▶ Dataset records
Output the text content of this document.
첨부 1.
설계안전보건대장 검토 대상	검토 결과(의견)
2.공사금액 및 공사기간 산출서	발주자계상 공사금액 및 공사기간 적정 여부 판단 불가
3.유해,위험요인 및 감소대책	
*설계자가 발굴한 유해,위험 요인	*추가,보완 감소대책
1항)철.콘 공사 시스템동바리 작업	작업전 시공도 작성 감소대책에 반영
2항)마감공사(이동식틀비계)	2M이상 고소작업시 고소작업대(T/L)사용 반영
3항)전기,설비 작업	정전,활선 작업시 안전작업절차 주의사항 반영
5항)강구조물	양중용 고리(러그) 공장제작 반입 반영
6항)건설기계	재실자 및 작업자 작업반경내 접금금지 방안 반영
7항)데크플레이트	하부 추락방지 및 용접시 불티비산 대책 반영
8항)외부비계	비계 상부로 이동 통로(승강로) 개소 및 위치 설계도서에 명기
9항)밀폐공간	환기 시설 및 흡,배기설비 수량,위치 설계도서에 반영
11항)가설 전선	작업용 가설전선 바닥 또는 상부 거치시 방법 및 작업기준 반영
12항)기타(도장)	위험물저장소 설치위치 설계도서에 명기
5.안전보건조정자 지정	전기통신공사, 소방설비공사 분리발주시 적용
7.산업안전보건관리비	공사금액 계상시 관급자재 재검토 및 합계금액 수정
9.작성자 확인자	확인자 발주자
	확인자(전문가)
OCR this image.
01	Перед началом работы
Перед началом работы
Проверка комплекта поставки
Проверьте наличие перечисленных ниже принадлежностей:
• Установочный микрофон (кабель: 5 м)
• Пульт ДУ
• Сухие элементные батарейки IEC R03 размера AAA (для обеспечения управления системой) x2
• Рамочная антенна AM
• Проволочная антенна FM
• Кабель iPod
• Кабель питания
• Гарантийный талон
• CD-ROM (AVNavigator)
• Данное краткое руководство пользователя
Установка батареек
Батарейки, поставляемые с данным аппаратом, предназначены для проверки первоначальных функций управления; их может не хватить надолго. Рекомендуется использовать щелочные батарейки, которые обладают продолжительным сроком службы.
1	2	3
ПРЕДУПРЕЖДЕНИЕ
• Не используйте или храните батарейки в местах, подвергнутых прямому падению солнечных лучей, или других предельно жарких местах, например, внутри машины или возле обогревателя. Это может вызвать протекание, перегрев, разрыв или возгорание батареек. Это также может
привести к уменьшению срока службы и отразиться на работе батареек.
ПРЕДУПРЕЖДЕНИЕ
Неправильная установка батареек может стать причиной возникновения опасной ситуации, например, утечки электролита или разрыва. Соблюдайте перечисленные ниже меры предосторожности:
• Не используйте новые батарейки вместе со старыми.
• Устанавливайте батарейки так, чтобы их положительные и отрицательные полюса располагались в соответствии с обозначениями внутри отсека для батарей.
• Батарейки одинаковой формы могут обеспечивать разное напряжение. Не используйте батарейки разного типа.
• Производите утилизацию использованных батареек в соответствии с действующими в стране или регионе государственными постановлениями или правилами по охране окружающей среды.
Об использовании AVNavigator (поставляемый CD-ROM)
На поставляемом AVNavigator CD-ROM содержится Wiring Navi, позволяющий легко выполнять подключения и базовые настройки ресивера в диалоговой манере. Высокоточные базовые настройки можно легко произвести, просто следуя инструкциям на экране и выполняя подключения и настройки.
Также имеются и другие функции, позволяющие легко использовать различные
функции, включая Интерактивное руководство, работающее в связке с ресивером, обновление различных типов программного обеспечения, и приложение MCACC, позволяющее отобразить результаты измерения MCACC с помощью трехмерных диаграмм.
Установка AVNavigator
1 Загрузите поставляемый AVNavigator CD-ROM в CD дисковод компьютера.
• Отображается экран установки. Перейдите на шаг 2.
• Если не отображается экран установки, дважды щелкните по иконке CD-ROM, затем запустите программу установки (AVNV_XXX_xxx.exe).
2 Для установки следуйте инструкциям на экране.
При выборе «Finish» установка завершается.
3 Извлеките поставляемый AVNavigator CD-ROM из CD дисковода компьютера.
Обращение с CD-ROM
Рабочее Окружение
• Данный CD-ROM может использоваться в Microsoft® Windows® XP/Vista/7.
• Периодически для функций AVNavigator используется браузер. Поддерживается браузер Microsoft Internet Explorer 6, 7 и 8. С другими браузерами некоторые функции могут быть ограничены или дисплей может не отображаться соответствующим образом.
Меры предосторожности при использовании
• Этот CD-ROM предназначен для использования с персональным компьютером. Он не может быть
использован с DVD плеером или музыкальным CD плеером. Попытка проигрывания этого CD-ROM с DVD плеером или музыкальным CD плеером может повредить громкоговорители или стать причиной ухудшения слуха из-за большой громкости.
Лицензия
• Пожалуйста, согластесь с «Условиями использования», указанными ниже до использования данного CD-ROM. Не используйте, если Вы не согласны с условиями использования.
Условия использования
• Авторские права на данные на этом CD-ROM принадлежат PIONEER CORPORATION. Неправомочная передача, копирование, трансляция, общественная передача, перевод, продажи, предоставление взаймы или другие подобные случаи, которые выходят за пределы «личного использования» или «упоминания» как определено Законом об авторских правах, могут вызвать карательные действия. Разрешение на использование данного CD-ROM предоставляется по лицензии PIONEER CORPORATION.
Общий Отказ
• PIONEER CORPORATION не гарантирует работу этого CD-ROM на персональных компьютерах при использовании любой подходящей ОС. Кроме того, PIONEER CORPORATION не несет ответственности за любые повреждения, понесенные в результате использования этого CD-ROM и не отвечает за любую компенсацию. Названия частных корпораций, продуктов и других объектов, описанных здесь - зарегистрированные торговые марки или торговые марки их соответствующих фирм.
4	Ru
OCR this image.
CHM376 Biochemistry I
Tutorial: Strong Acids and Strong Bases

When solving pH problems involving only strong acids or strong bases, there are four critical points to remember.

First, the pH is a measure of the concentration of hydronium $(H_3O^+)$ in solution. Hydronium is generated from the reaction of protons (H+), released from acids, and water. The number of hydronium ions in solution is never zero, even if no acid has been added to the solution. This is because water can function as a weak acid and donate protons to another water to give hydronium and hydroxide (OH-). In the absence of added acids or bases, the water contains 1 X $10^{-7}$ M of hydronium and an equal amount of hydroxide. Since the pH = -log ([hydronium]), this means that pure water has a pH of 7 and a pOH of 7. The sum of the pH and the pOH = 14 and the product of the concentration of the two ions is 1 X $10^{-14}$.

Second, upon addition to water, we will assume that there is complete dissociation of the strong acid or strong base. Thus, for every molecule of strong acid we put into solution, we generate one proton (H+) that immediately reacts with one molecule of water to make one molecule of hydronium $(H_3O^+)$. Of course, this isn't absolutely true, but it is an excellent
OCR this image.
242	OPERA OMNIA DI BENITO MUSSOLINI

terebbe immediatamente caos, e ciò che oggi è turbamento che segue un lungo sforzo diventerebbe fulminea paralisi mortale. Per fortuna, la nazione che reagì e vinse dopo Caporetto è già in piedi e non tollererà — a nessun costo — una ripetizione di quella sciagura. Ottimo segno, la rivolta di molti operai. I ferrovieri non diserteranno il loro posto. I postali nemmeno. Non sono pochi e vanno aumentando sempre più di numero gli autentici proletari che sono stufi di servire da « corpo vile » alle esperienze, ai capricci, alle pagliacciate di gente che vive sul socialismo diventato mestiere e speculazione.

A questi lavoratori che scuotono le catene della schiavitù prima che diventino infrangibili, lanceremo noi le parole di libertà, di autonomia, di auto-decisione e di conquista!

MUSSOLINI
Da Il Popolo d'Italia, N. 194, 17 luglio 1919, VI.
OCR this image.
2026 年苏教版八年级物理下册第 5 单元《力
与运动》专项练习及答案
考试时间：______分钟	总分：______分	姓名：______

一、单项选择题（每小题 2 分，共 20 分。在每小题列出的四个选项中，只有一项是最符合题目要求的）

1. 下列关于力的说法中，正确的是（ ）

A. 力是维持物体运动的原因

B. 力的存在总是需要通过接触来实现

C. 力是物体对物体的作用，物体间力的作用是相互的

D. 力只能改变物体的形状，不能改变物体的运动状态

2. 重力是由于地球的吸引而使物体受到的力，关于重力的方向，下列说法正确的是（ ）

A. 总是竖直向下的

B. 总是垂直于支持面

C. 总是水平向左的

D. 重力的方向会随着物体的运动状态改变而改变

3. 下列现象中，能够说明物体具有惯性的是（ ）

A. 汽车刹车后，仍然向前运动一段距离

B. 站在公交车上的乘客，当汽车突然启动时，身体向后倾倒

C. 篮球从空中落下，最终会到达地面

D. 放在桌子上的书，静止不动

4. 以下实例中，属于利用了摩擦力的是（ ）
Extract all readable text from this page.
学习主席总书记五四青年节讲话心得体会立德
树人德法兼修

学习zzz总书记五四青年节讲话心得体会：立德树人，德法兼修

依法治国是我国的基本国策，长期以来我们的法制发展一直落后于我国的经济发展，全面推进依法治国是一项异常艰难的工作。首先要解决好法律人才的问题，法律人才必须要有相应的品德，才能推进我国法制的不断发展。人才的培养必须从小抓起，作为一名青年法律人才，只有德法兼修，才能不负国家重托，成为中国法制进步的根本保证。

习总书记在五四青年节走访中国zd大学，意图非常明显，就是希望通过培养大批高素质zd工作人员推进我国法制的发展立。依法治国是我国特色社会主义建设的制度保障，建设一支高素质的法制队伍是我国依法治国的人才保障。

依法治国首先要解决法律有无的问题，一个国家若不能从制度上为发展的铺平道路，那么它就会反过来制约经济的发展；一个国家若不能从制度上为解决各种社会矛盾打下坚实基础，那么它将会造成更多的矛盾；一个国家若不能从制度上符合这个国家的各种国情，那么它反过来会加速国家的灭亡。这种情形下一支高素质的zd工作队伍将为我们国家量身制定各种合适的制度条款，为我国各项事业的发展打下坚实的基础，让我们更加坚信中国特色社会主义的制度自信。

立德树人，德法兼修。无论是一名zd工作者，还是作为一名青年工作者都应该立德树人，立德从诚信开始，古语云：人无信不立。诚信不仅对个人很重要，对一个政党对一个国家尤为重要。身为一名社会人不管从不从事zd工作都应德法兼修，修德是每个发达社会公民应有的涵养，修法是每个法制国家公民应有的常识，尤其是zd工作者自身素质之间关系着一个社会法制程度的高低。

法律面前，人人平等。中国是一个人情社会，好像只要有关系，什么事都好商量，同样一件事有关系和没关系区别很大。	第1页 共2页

▶ Aim
Your task is to list each line of the records with the word "PIONEER".

▶ Result of the exercise
• Авторские права на данные на этом CD-ROM принадлежат PIONEER CORPORATION. Неправомочная передача, копирование, трансляция, общественная передача, перевод, продажи, предоставление взаймы или другие подобные случаи, которые выходят за пределы «личного использования» или «упоминания» как определено Законом об авторских правах, могут вызвать карательные действия. Разрешение на использование данного CD-ROM предоставляется по лицензии PIONEER CORPORATION.
• PIONEER CORPORATION не гарантирует работу этого CD-ROM на персональных компьютерах при использовании любой подходящей ОС. Кроме того, PIONEER CORPORATION не несет ответственности за любые повреждения, понесенные в результате использования этого CD-ROM и не отвечает за любую компенсацию. Названия частных корпораций, продуктов и других объектов, описанных здесь - зарегистрированные торговые марки или торговые марки их соответствующих фирм.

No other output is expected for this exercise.